> RECORDS TO PROCESS:
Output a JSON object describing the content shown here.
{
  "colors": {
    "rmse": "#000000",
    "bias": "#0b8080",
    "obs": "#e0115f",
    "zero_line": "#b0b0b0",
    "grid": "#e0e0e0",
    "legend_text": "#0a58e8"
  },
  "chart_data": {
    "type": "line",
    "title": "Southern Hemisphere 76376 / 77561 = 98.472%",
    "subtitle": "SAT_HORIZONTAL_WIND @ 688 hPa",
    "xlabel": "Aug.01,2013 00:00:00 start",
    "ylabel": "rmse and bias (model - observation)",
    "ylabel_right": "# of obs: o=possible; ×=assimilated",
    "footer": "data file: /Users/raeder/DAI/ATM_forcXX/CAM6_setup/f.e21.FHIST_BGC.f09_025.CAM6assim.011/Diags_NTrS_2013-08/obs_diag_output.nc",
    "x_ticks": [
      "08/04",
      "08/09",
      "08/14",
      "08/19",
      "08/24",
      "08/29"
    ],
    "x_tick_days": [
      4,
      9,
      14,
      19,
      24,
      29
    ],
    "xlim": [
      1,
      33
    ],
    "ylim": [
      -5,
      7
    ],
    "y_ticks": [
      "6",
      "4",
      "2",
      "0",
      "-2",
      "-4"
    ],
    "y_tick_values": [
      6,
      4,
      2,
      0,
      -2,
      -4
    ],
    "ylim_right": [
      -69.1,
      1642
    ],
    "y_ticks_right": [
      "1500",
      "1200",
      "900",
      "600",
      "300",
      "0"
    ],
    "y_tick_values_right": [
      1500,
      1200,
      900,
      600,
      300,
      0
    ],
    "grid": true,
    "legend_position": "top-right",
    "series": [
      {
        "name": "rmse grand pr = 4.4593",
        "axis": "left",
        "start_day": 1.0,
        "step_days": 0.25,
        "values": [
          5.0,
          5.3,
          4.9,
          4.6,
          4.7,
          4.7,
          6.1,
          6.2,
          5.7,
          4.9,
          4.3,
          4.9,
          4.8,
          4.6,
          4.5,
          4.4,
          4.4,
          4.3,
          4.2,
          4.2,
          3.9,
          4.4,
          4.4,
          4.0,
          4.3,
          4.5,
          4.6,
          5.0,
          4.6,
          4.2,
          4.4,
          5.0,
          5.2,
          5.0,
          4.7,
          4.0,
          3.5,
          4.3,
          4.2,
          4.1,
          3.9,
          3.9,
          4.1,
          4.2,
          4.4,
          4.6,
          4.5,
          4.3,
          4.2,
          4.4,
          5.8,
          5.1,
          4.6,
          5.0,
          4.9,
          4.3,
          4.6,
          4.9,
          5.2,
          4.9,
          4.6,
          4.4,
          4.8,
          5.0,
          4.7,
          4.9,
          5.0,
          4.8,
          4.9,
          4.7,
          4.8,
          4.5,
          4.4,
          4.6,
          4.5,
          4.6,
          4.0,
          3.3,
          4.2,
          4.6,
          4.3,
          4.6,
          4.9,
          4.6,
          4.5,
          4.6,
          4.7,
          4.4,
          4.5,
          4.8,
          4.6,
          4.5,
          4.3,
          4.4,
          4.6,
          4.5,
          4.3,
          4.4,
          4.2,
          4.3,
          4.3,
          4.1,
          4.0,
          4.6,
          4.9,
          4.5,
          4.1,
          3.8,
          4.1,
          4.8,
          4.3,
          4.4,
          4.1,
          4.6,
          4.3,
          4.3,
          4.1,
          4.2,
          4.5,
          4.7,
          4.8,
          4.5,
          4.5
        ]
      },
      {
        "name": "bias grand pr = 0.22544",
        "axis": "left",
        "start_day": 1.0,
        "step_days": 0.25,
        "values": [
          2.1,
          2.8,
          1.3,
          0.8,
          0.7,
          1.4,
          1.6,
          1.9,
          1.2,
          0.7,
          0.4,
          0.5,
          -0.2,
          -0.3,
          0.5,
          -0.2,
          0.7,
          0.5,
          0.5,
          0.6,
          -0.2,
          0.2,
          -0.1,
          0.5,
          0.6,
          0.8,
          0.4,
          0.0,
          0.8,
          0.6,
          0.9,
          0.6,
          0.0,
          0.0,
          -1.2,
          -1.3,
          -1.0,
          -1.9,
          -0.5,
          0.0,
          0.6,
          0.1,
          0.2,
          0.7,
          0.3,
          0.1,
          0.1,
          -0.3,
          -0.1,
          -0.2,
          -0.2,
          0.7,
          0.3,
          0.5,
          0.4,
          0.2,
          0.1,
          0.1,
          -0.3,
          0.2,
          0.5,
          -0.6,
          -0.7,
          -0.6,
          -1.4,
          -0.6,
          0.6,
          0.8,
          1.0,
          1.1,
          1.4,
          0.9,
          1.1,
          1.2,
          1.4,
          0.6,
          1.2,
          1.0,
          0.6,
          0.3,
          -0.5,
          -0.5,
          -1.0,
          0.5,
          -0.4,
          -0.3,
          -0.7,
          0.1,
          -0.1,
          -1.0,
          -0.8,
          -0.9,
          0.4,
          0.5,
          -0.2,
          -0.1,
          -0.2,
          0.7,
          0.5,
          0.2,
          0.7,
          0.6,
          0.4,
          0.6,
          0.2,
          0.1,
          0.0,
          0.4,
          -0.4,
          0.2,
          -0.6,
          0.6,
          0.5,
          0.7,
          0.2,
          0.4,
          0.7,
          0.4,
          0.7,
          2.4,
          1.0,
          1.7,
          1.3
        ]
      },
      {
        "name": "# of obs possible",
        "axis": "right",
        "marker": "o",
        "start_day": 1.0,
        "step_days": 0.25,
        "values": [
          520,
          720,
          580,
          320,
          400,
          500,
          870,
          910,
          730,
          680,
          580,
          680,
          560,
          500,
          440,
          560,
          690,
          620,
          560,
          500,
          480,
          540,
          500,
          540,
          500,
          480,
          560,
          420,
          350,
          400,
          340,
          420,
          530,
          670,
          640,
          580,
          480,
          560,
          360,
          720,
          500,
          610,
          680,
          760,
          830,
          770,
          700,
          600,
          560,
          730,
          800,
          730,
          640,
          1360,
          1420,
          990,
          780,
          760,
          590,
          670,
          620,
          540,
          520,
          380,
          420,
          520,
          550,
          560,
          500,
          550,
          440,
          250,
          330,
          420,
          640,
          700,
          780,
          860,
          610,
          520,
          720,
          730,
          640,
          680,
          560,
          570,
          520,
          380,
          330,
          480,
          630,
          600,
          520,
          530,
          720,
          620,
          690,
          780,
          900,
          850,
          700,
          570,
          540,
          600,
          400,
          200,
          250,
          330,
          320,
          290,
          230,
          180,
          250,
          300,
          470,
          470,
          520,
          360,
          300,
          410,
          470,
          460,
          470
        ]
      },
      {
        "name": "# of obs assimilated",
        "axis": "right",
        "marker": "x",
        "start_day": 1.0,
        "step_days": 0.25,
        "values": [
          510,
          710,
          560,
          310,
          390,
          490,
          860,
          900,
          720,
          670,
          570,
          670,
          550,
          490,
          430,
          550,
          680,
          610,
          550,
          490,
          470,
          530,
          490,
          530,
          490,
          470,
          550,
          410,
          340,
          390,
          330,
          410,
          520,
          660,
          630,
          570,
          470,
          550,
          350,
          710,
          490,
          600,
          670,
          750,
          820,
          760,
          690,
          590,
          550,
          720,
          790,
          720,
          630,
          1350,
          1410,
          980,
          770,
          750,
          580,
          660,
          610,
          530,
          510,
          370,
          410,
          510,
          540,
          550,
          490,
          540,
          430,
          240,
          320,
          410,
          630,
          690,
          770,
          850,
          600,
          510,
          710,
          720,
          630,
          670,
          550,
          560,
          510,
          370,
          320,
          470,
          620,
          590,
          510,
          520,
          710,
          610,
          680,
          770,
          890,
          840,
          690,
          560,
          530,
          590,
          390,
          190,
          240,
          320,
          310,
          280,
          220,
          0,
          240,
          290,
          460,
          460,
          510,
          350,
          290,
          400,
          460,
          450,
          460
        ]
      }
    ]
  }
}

---

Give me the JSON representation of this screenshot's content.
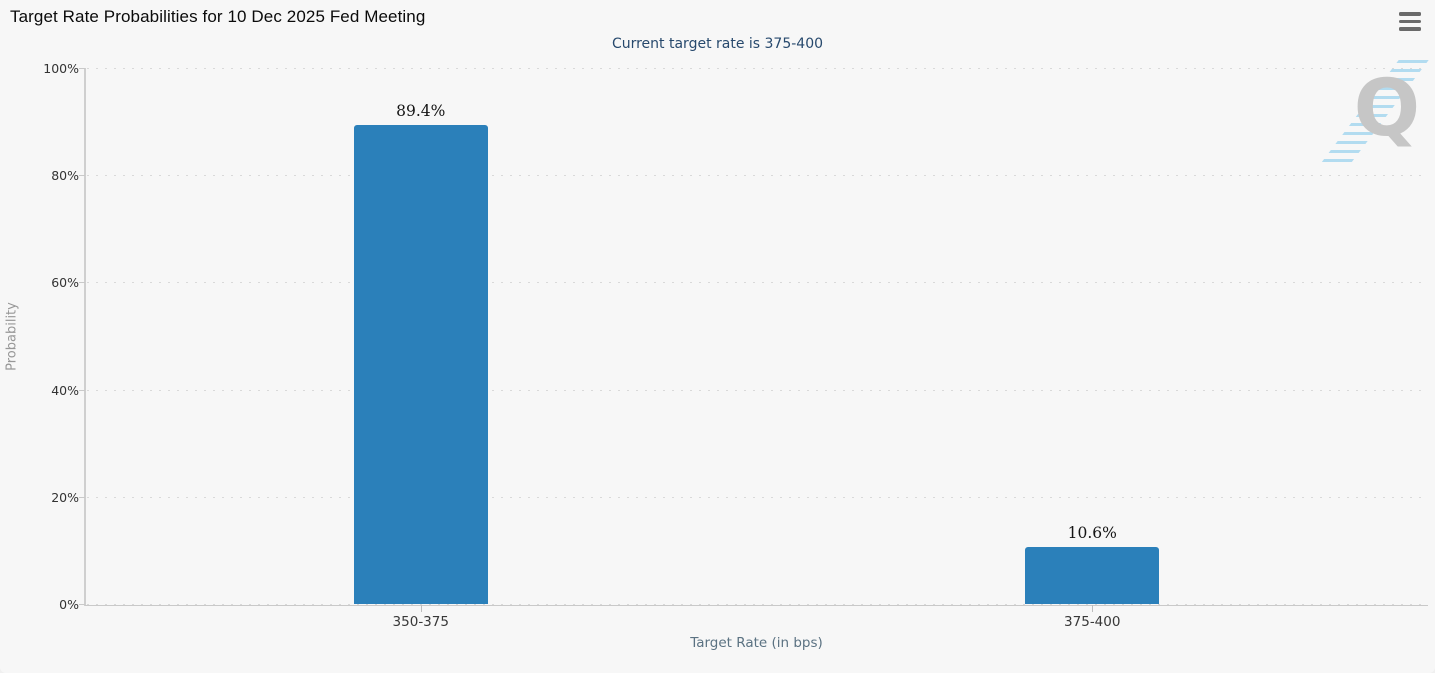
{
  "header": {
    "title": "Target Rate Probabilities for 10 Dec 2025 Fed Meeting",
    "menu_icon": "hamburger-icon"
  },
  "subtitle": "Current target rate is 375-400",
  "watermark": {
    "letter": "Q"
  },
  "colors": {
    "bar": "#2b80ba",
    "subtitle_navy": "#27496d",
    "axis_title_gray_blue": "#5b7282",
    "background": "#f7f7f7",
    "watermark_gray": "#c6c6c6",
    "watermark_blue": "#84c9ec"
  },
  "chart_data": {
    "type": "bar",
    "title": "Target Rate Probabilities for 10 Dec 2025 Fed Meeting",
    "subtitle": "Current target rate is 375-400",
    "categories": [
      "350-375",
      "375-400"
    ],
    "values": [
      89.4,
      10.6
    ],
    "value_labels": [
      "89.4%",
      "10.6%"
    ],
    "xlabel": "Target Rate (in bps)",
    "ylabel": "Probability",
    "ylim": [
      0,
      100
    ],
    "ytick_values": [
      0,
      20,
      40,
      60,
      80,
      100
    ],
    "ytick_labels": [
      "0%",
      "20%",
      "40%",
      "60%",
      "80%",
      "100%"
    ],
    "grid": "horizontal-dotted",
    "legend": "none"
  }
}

> TASK INSTRUCTIONS: Read the entries and select each line where the word "xlabel" is found.

> EXERCISE ANSWER:
    "xlabel": "Aug.01,2013 00:00:00 start",
    "xlabel": "Target Rate (in bps)",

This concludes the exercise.